# [WRITTEN EXERCISE 1]
In the passage on employee experience below, what does the author say happy employees mean?
# [WRITTEN EXERCISE 2]
Reproduce the passage on employee experience word for word, from "Employee Experience Matters" to "codes to remember.".
# [WRITTEN EXERCISE 3]
Continue the passage on employee experience and customer journeys below, picking up after its final sentence.

━━ DOCUMENT

Employee Experience Matters Too

Too often I’ve seen journey maps or shopping reports that do not weigh the tools and experience employees have while assisting customers. As you look across a given day and the various interactions consumers have as they travel, eat, work, and play - the support tools employees have are dated. “Sorry sir, my computer is running slow” is one of my favourites. Another is glancing at an employee’s screen that looks like it is out of the 1980s with lots of function key shortcuts and special codes to remember. 

ESAT + CSAT is greater than the sum of the parts! Happy employees mean happy customers. Providing streamlined tools also has another advantage—iterating on employee interfaces allow the experience to be honed to the point a customer could directly interact with the tool at a point in the future. 

I see companies really stumble to grasp this approach. VPs from different departments with competing goals. For example, VP One is involved with IT tasked with keeping costs down while VP Two is in charge of customer experience and sees the load time on a system causing employees ability to service customers taking longer than it should, especially during peak usage. Although VP Two is clamouring for new hardware or software updates, VP One is being praised for managing to their budget. Meanwhile, the water cooler talk is full of employees relating their challenges and how “easy” it would be to fix them if the tools (hardware/software) just had some love. Recently this example was exemplified in one of my new favourite quotes:

Every hard problem stems from two vice-presidents needing to speak to each other.—@csoandy at #BoS2019 


Putting it together

So the easy takeaway is meet the customer on mobile and figure out how to get from point a to point b with the minimal amount of friction. Use the many cues from users as well to hone the process. Native apps, social experiences, websites, all get various data points from users. Some of these data points have to be won, like location or push, so be sure to impart the benefit that trust will create.

━━━━
━━ RECORDS PROVIDED

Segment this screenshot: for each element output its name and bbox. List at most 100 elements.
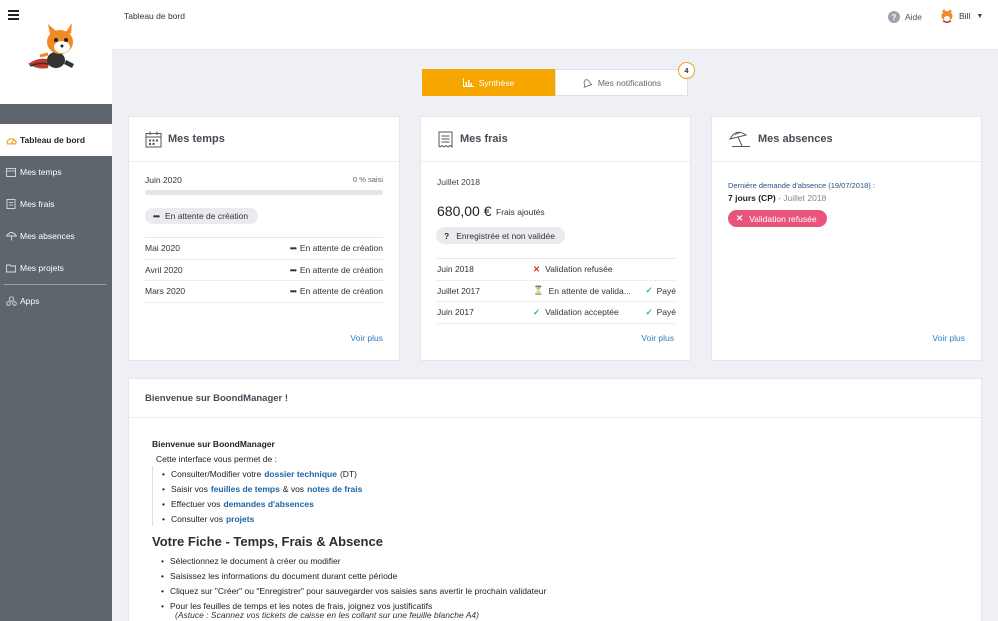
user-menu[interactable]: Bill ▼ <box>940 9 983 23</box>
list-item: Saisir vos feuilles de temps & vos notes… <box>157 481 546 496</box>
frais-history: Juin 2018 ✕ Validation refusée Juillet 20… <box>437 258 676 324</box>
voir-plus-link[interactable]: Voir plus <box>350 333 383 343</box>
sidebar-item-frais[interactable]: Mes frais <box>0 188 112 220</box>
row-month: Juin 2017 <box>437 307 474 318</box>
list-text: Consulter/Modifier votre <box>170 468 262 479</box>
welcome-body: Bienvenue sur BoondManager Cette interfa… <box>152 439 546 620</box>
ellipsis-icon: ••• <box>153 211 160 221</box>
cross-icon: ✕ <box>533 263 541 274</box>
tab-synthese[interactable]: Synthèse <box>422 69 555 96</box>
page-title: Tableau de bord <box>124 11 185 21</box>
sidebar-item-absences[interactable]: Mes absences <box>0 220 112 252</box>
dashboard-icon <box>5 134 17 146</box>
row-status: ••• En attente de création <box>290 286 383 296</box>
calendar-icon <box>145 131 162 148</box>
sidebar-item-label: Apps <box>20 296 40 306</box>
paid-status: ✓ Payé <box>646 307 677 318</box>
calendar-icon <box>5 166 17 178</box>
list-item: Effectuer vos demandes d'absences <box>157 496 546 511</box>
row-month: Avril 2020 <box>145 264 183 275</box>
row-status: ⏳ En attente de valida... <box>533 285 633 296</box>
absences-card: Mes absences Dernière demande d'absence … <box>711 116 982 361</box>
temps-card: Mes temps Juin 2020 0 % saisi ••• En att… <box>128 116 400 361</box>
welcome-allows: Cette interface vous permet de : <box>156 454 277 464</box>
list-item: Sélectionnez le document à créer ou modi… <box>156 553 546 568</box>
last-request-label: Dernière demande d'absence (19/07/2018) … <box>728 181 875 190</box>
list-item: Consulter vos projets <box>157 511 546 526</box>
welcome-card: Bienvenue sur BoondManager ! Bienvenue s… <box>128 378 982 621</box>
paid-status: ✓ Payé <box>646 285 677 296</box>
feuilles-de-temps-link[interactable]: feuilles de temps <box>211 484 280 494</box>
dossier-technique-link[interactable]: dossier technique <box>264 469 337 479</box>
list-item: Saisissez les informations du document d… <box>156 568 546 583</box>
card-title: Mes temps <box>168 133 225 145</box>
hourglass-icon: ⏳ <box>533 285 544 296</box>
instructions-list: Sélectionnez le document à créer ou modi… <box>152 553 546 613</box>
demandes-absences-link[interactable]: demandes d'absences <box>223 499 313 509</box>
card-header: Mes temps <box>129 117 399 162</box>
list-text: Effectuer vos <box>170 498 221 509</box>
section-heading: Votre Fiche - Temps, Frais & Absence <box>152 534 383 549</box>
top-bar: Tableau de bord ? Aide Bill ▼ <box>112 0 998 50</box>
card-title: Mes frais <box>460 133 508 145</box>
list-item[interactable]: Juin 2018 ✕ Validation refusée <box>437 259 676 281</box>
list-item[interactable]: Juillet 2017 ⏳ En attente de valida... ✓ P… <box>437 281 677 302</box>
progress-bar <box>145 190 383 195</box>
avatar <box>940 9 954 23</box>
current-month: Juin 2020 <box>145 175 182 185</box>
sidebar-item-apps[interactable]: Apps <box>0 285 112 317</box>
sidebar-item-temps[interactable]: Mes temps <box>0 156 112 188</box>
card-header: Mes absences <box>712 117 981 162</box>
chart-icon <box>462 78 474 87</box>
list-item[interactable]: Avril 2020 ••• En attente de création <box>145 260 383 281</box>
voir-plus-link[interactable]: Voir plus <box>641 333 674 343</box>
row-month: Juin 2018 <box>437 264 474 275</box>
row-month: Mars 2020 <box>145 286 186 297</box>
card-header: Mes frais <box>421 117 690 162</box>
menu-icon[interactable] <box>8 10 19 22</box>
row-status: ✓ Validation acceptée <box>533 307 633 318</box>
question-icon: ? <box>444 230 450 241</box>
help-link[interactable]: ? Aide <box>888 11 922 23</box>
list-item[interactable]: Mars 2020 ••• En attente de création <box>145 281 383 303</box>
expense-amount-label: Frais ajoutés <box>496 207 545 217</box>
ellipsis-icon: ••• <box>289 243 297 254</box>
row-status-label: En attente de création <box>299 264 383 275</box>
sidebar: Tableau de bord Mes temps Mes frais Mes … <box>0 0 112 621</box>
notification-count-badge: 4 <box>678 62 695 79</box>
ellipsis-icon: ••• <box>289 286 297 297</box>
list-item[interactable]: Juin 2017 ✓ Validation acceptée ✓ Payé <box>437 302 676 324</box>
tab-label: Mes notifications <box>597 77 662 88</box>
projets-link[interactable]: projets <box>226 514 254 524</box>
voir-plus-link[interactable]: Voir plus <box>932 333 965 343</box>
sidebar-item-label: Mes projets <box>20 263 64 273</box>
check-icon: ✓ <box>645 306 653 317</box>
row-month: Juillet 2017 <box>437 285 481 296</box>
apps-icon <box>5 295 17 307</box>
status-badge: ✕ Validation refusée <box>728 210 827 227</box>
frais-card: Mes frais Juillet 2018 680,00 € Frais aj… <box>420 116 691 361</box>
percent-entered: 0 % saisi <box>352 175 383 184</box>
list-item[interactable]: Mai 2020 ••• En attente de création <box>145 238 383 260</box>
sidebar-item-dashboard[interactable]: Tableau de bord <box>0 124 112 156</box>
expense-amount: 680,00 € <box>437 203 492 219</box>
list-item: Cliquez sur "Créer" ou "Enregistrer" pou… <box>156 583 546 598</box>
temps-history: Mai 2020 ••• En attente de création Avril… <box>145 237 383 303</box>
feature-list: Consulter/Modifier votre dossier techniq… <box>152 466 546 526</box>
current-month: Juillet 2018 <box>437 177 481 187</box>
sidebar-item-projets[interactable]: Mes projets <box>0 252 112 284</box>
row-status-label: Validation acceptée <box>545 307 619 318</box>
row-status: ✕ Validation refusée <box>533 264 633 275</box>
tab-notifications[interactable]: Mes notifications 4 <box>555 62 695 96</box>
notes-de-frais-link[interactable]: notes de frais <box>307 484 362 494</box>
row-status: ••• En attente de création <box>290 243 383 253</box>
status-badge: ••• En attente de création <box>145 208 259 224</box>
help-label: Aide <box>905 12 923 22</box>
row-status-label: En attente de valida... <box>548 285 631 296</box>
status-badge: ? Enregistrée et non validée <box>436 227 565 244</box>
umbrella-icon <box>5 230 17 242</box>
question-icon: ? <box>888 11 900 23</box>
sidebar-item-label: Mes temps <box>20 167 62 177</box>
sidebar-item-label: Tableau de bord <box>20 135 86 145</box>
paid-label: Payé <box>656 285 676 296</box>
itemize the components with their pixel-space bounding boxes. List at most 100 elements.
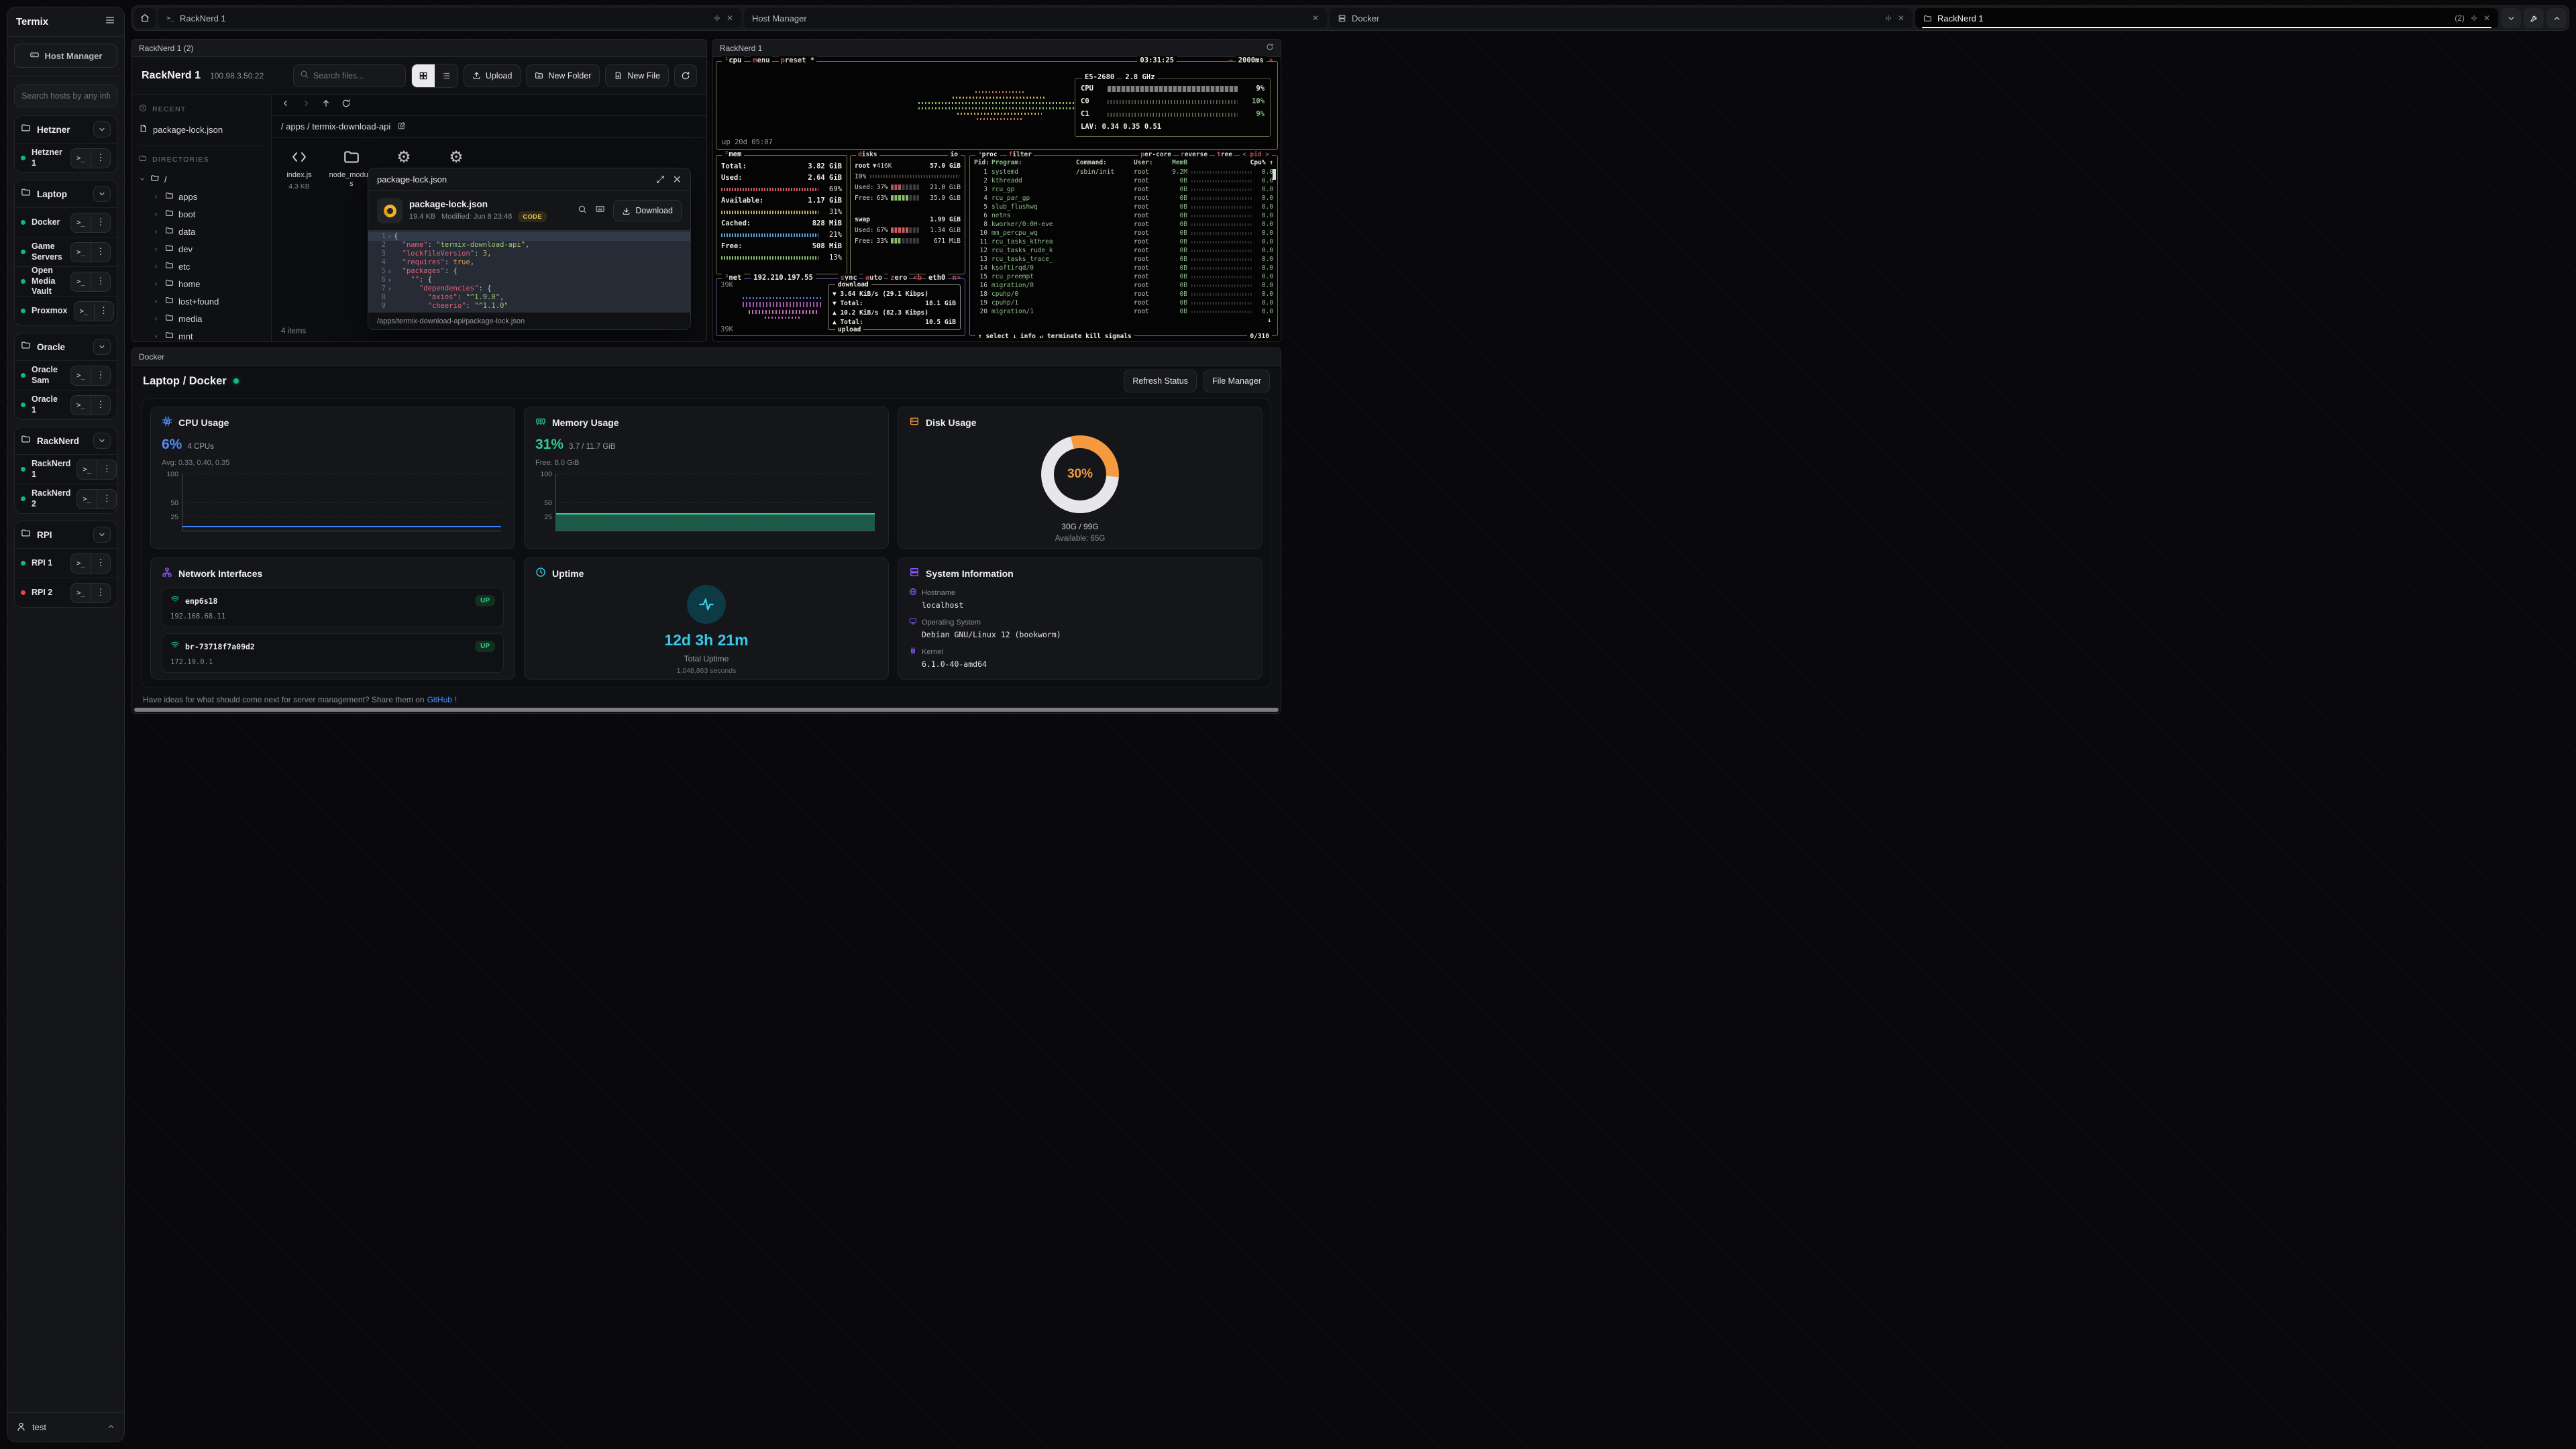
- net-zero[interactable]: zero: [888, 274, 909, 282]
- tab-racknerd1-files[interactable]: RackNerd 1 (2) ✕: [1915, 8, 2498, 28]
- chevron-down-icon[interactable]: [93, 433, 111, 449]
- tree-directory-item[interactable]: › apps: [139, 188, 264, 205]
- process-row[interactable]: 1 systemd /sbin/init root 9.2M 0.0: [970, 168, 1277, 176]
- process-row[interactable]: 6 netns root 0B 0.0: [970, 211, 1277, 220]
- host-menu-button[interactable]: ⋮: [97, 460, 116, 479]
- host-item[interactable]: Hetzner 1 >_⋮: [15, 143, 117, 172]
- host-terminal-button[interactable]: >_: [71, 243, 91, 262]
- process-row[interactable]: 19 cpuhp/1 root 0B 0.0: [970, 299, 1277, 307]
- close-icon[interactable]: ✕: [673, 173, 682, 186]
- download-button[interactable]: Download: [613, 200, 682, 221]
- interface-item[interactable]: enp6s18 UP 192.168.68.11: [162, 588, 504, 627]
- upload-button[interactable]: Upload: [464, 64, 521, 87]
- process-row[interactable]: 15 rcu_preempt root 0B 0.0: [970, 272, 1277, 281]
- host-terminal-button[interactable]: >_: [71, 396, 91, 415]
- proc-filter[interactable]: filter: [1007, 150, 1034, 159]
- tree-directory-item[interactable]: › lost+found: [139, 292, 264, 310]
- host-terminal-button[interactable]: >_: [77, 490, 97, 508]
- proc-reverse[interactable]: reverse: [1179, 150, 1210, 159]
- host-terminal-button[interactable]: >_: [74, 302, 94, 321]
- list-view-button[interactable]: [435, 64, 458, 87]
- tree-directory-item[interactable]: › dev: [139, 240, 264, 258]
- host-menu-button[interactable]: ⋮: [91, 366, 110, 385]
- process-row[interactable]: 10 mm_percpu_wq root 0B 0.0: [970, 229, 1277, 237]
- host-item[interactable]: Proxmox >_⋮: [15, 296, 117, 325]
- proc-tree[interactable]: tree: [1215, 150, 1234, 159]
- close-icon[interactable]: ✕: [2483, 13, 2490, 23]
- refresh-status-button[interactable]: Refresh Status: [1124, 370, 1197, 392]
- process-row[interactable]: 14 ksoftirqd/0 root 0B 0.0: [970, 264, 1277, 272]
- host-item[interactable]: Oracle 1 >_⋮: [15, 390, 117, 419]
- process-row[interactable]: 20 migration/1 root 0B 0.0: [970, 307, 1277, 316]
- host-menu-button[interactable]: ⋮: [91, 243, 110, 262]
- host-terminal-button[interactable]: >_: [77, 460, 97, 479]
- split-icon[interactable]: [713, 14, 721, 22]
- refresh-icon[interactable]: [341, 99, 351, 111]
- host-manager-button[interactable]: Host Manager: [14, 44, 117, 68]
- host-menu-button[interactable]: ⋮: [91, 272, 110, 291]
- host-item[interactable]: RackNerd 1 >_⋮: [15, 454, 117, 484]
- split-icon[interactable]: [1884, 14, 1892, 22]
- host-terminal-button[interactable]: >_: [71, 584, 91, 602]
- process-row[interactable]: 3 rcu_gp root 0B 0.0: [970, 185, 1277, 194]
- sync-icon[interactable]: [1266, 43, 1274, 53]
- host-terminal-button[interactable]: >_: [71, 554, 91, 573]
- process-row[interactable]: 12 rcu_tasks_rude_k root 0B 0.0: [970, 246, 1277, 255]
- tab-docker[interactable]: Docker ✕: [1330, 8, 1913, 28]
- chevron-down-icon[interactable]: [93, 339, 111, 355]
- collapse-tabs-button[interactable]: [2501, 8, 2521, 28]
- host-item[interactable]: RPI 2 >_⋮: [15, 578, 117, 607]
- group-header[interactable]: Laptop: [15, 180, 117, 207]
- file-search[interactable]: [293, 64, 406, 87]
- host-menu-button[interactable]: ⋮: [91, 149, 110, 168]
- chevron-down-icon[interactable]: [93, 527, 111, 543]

━━━━

# [TASK RESULT 1]
Happy customers.

# [TASK RESULT 2]
Employee Experience Matters Too

Too often I’ve seen journey maps or shopping reports that do not weigh the tools and experience employees have while assisting customers. As you look across a given day and the various interactions consumers have as they travel, eat, work, and play - the support tools employees have are dated. “Sorry sir, my computer is running slow” is one of my favourites. Another is glancing at an employee’s screen that looks like it is out of the 1980s with lots of function key shortcuts and special codes to remember.

# [TASK RESULT 3]
The deeper takeaway? We need to rethink how we work together to create experiences. Working in silos and creating amazing experiences will never happen. Internal teams, agencies, technology partners, support vendors, etc… all must be aligned and working towards the same goals.  The very experience we create for our teams as we work together are the yin to the yang of the customer experience. A reductionist way to explain this is the experience is more than the sum of the parts. This is a saying that grew out of Gestalt Psychology. People take in the whole sum of an object rather than its components: Think of your experience that way.